** BEGIN Extracted records **

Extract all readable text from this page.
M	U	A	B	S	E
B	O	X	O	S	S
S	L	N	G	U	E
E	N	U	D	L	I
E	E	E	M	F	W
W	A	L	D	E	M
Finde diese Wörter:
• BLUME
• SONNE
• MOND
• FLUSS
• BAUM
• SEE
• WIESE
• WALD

** END Extracted records **
** BEGIN Extracted records **

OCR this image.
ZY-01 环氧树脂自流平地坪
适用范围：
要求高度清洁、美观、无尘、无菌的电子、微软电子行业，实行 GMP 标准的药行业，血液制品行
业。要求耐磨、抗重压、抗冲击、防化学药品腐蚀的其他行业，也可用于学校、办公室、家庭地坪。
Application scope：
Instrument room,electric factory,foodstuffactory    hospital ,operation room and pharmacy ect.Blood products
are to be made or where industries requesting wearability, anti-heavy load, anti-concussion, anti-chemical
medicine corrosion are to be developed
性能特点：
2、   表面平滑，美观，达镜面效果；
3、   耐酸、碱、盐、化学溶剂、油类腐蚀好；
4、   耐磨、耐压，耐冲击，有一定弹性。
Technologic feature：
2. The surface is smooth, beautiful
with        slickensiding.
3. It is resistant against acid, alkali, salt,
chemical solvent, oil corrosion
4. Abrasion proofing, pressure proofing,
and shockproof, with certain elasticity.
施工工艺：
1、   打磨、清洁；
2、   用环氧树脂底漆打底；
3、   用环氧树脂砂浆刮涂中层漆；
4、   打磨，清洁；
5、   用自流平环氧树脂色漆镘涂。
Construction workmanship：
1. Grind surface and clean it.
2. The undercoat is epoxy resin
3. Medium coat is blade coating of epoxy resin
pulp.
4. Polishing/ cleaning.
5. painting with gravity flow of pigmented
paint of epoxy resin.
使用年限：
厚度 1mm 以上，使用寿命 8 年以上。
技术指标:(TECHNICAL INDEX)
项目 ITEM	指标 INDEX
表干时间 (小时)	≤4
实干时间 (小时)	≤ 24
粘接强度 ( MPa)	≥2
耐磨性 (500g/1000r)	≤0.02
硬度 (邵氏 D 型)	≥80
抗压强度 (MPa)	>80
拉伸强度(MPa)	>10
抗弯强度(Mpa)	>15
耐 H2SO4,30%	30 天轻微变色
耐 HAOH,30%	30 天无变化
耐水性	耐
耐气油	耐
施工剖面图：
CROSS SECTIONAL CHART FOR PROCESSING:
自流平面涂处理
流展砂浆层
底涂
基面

** END Extracted records **

→ Brief: Show every line from the listing above in which the string "this" appears.

→ The response:
Extract all readable text from this page.
OCR this image.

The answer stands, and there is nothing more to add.